[WRITTEN INSTRUCTION]: Separate out the lines that hold "Corp".

[ENTRIES SHOWN]:
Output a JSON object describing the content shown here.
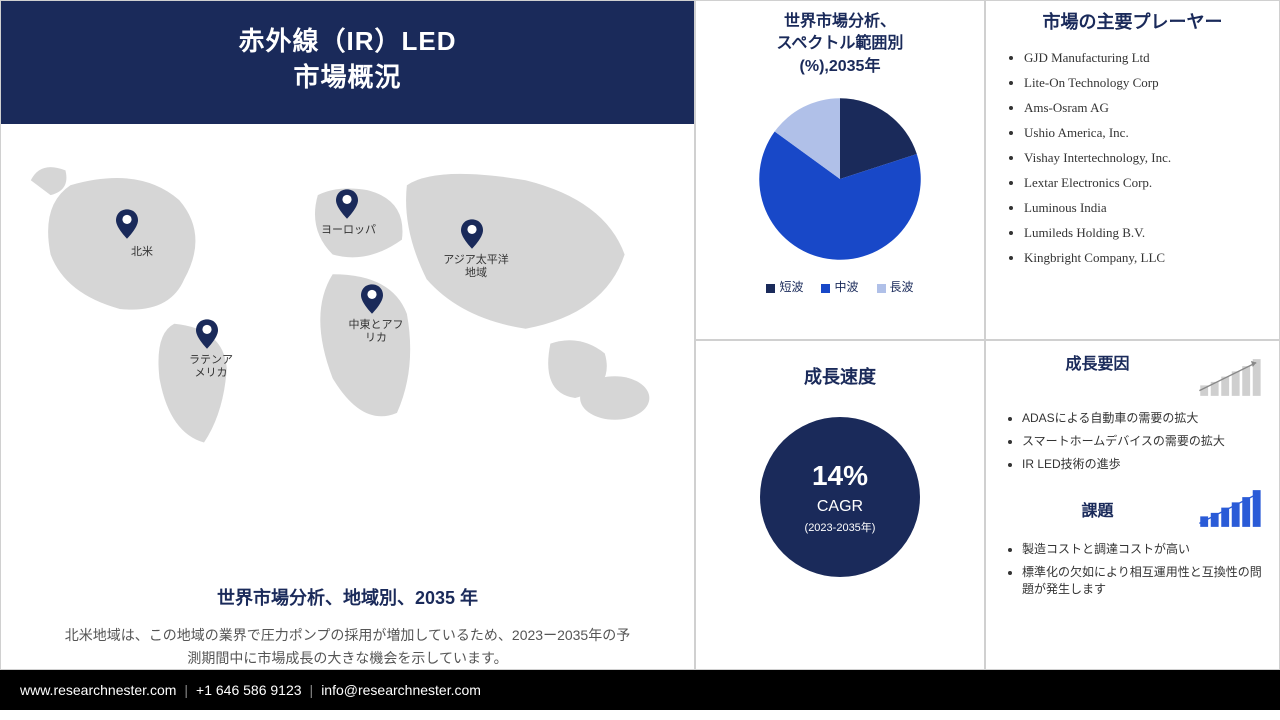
{
  "header": {
    "line1": "赤外線（IR）LED",
    "line2": "市場概況"
  },
  "map": {
    "title": "世界市場分析、地域別、2035 年",
    "description": "北米地域は、この地域の業界で圧力ポンプの採用が増加しているため、2023ー2035年の予測期間中に市場成長の大きな機会を示しています。",
    "regions": {
      "na": "北米",
      "latam": "ラテンアメリカ",
      "eu": "ヨーロッパ",
      "mea": "中東とアフリカ",
      "apac": "アジア太平洋地域"
    },
    "land_color": "#d6d6d6",
    "pin_color": "#1a2a5a"
  },
  "pie": {
    "title_l1": "世界市場分析、",
    "title_l2": "スペクトル範囲別",
    "title_l3": "(%),2035年",
    "slices": [
      {
        "label": "短波",
        "value": 20,
        "color": "#1a2a5a"
      },
      {
        "label": "中波",
        "value": 65,
        "color": "#1848c8"
      },
      {
        "label": "長波",
        "value": 15,
        "color": "#b0c0e8"
      }
    ]
  },
  "players": {
    "title": "市場の主要プレーヤー",
    "list": [
      "GJD Manufacturing Ltd",
      "Lite-On Technology Corp",
      "Ams-Osram AG",
      "Ushio America, Inc.",
      "Vishay Intertechnology, Inc.",
      "Lextar Electronics Corp.",
      "Luminous India",
      "Lumileds Holding B.V.",
      "Kingbright Company, LLC"
    ]
  },
  "growth": {
    "title": "成長速度",
    "pct": "14%",
    "cagr": "CAGR",
    "period": "(2023-2035年)"
  },
  "factors": {
    "growth_title": "成長要因",
    "growth_list": [
      "ADASによる自動車の需要の拡大",
      "スマートホームデバイスの需要の拡大",
      "IR LED技術の進歩"
    ],
    "challenges_title": "課題",
    "challenges_list": [
      "製造コストと調達コストが高い",
      "標準化の欠如により相互運用性と互換性の問題が発生します"
    ],
    "gray_bar_color": "#cfcfcf",
    "blue_bar_color": "#2a5bd7"
  },
  "footer": {
    "url": "www.researchnester.com",
    "phone": "+1 646 586 9123",
    "email": "info@researchnester.com"
  }
}
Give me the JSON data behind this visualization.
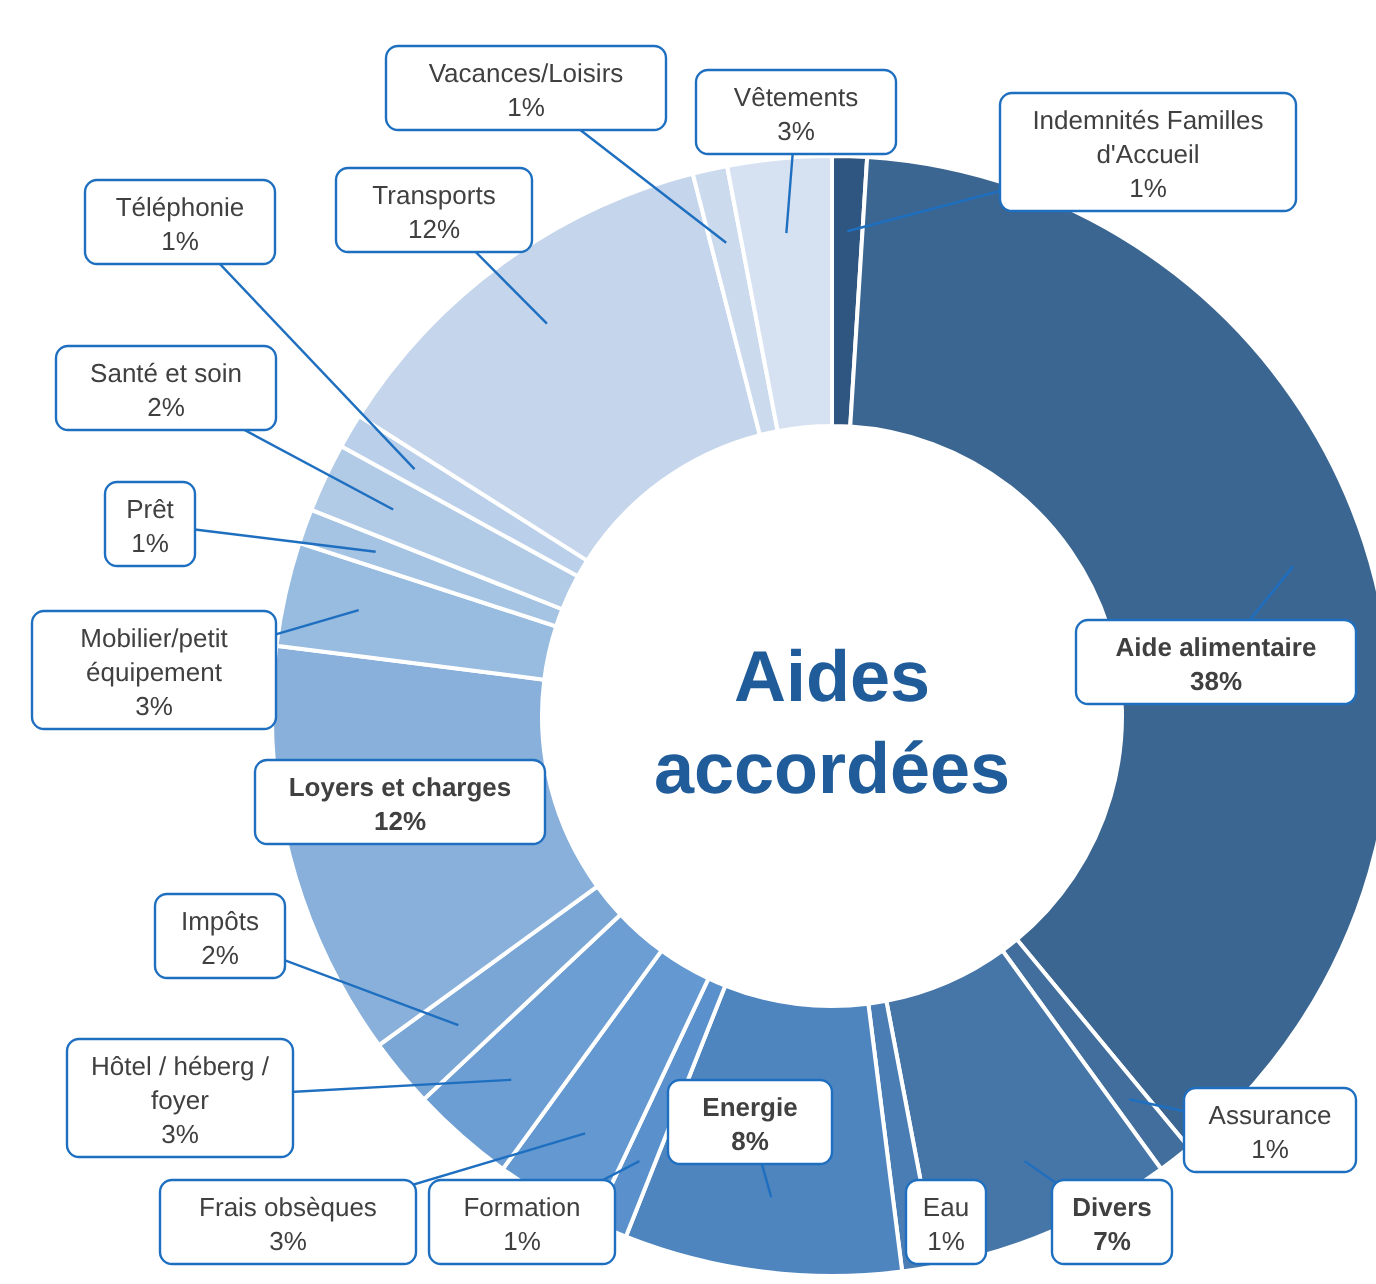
{
  "chart_data": {
    "type": "donut",
    "title": "Aides accordées",
    "categories": [
      "Indemnités Familles d'Accueil",
      "Aide alimentaire",
      "Assurance",
      "Divers",
      "Eau",
      "Energie",
      "Formation",
      "Frais obsèques",
      "Hôtel / héberg / foyer",
      "Impôts",
      "Loyers et charges",
      "Mobilier/petit équipement",
      "Prêt",
      "Santé et soin",
      "Téléphonie",
      "Transports",
      "Vacances/Loisirs",
      "Vêtements"
    ],
    "values": [
      1,
      38,
      1,
      7,
      1,
      8,
      1,
      3,
      3,
      2,
      12,
      3,
      1,
      2,
      1,
      12,
      1,
      3
    ],
    "value_labels": [
      "1%",
      "38%",
      "1%",
      "7%",
      "1%",
      "8%",
      "1%",
      "3%",
      "3%",
      "2%",
      "12%",
      "3%",
      "1%",
      "2%",
      "1%",
      "12%",
      "1%",
      "3%"
    ],
    "colors": [
      "#2f5680",
      "#3b6691",
      "#416e9c",
      "#4675a8",
      "#4a7db3",
      "#4f85be",
      "#5a91cc",
      "#6498d0",
      "#6d9ed3",
      "#7aa6d6",
      "#88b0db",
      "#98bbe0",
      "#a5c3e3",
      "#b1cbe7",
      "#bacfe9",
      "#c5d5ec",
      "#ccdaee",
      "#d6e2f2"
    ]
  }
}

[PROBLEM SOLUTION]:
      "Lite-On Technology Corp",
      "Lextar Electronics Corp.",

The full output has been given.